◆ Directions
What follows are records. Restate all of them word for word.

-- Begin Extracted material --

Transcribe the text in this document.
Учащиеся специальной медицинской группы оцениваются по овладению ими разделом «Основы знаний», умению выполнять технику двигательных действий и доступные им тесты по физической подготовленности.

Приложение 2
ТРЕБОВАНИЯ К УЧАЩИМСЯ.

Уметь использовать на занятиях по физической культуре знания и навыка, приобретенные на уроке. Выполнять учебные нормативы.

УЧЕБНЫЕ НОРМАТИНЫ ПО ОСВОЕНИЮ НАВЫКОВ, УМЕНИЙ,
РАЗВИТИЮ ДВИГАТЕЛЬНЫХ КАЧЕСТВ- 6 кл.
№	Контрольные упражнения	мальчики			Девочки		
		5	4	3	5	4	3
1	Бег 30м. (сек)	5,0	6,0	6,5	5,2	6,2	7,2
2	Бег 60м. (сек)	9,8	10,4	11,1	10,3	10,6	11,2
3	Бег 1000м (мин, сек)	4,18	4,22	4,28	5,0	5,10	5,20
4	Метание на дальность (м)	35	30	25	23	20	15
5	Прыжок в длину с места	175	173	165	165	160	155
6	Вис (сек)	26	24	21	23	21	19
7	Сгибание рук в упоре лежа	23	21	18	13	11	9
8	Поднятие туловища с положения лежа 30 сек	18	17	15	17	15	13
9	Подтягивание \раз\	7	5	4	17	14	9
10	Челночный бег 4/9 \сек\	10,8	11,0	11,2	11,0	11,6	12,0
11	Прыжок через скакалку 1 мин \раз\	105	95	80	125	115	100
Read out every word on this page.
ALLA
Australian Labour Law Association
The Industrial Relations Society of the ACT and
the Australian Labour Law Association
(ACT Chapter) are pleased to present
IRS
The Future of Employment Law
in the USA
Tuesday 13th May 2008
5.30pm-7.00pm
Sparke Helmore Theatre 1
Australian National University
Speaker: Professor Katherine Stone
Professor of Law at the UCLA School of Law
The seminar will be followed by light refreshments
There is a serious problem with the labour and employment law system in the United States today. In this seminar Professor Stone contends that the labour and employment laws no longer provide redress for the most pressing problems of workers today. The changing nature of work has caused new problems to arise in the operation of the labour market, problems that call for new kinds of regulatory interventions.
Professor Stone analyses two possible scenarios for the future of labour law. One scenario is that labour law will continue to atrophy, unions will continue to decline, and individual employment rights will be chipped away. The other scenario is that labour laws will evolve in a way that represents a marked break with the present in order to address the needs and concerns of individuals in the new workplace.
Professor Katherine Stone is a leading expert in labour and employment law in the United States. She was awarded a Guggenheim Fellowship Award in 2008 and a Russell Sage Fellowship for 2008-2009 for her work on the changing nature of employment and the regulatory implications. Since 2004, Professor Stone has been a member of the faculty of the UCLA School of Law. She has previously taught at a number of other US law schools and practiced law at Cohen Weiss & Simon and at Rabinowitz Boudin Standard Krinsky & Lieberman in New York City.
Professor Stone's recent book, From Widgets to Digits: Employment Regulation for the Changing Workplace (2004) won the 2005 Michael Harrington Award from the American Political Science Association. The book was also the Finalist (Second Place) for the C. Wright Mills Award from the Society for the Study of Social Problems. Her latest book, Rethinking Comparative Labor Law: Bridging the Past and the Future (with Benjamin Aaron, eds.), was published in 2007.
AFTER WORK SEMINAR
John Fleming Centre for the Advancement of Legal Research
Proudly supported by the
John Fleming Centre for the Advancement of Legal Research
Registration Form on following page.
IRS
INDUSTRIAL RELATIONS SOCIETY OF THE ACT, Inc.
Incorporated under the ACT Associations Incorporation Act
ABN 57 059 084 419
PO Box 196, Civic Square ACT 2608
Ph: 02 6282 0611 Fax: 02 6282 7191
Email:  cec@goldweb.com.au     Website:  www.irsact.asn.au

-- End Extracted material --

◆ Task output
Transcribe the text in this document.
Учащиеся специальной медицинской группы оцениваются по овладению ими разделом «Основы знаний», умению выполнять технику двигательных действий и доступные им тесты по физической подготовленности.

Приложение 2
ТРЕБОВАНИЯ К УЧАЩИМСЯ.

Уметь использовать на занятиях по физической культуре знания и навыка, приобретенные на уроке. Выполнять учебные нормативы.

УЧЕБНЫЕ НОРМАТИНЫ ПО ОСВОЕНИЮ НАВЫКОВ, УМЕНИЙ,
РАЗВИТИЮ ДВИГАТЕЛЬНЫХ КАЧЕСТВ- 6 кл.
№	Контрольные упражнения	мальчики			Девочки		
		5	4	3	5	4	3
1	Бег 30м. (сек)	5,0	6,0	6,5	5,2	6,2	7,2
2	Бег 60м. (сек)	9,8	10,4	11,1	10,3	10,6	11,2
3	Бег 1000м (мин, сек)	4,18	4,22	4,28	5,0	5,10	5,20
4	Метание на дальность (м)	35	30	25	23	20	15
5	Прыжок в длину с места	175	173	165	165	160	155
6	Вис (сек)	26	24	21	23	21	19
7	Сгибание рук в упоре лежа	23	21	18	13	11	9
8	Поднятие туловища с положения лежа 30 сек	18	17	15	17	15	13
9	Подтягивание \раз\	7	5	4	17	14	9
10	Челночный бег 4/9 \сек\	10,8	11,0	11,2	11,0	11,6	12,0
11	Прыжок через скакалку 1 мин \раз\	105	95	80	125	115	100
Read out every word on this page.
ALLA
Australian Labour Law Association
The Industrial Relations Society of the ACT and
the Australian Labour Law Association
(ACT Chapter) are pleased to present
IRS
The Future of Employment Law
in the USA
Tuesday 13th May 2008
5.30pm-7.00pm
Sparke Helmore Theatre 1
Australian National University
Speaker: Professor Katherine Stone
Professor of Law at the UCLA School of Law
The seminar will be followed by light refreshments
There is a serious problem with the labour and employment law system in the United States today. In this seminar Professor Stone contends that the labour and employment laws no longer provide redress for the most pressing problems of workers today. The changing nature of work has caused new problems to arise in the operation of the labour market, problems that call for new kinds of regulatory interventions.
Professor Stone analyses two possible scenarios for the future of labour law. One scenario is that labour law will continue to atrophy, unions will continue to decline, and individual employment rights will be chipped away. The other scenario is that labour laws will evolve in a way that represents a marked break with the present in order to address the needs and concerns of individuals in the new workplace.
Professor Katherine Stone is a leading expert in labour and employment law in the United States. She was awarded a Guggenheim Fellowship Award in 2008 and a Russell Sage Fellowship for 2008-2009 for her work on the changing nature of employment and the regulatory implications. Since 2004, Professor Stone has been a member of the faculty of the UCLA School of Law. She has previously taught at a number of other US law schools and practiced law at Cohen Weiss & Simon and at Rabinowitz Boudin Standard Krinsky & Lieberman in New York City.
Professor Stone's recent book, From Widgets to Digits: Employment Regulation for the Changing Workplace (2004) won the 2005 Michael Harrington Award from the American Political Science Association. The book was also the Finalist (Second Place) for the C. Wright Mills Award from the Society for the Study of Social Problems. Her latest book, Rethinking Comparative Labor Law: Bridging the Past and the Future (with Benjamin Aaron, eds.), was published in 2007.
AFTER WORK SEMINAR
John Fleming Centre for the Advancement of Legal Research
Proudly supported by the
John Fleming Centre for the Advancement of Legal Research
Registration Form on following page.
IRS
INDUSTRIAL RELATIONS SOCIETY OF THE ACT, Inc.
Incorporated under the ACT Associations Incorporation Act
ABN 57 059 084 419
PO Box 196, Civic Square ACT 2608
Ph: 02 6282 0611 Fax: 02 6282 7191
Email:  cec@goldweb.com.au     Website:  www.irsact.asn.au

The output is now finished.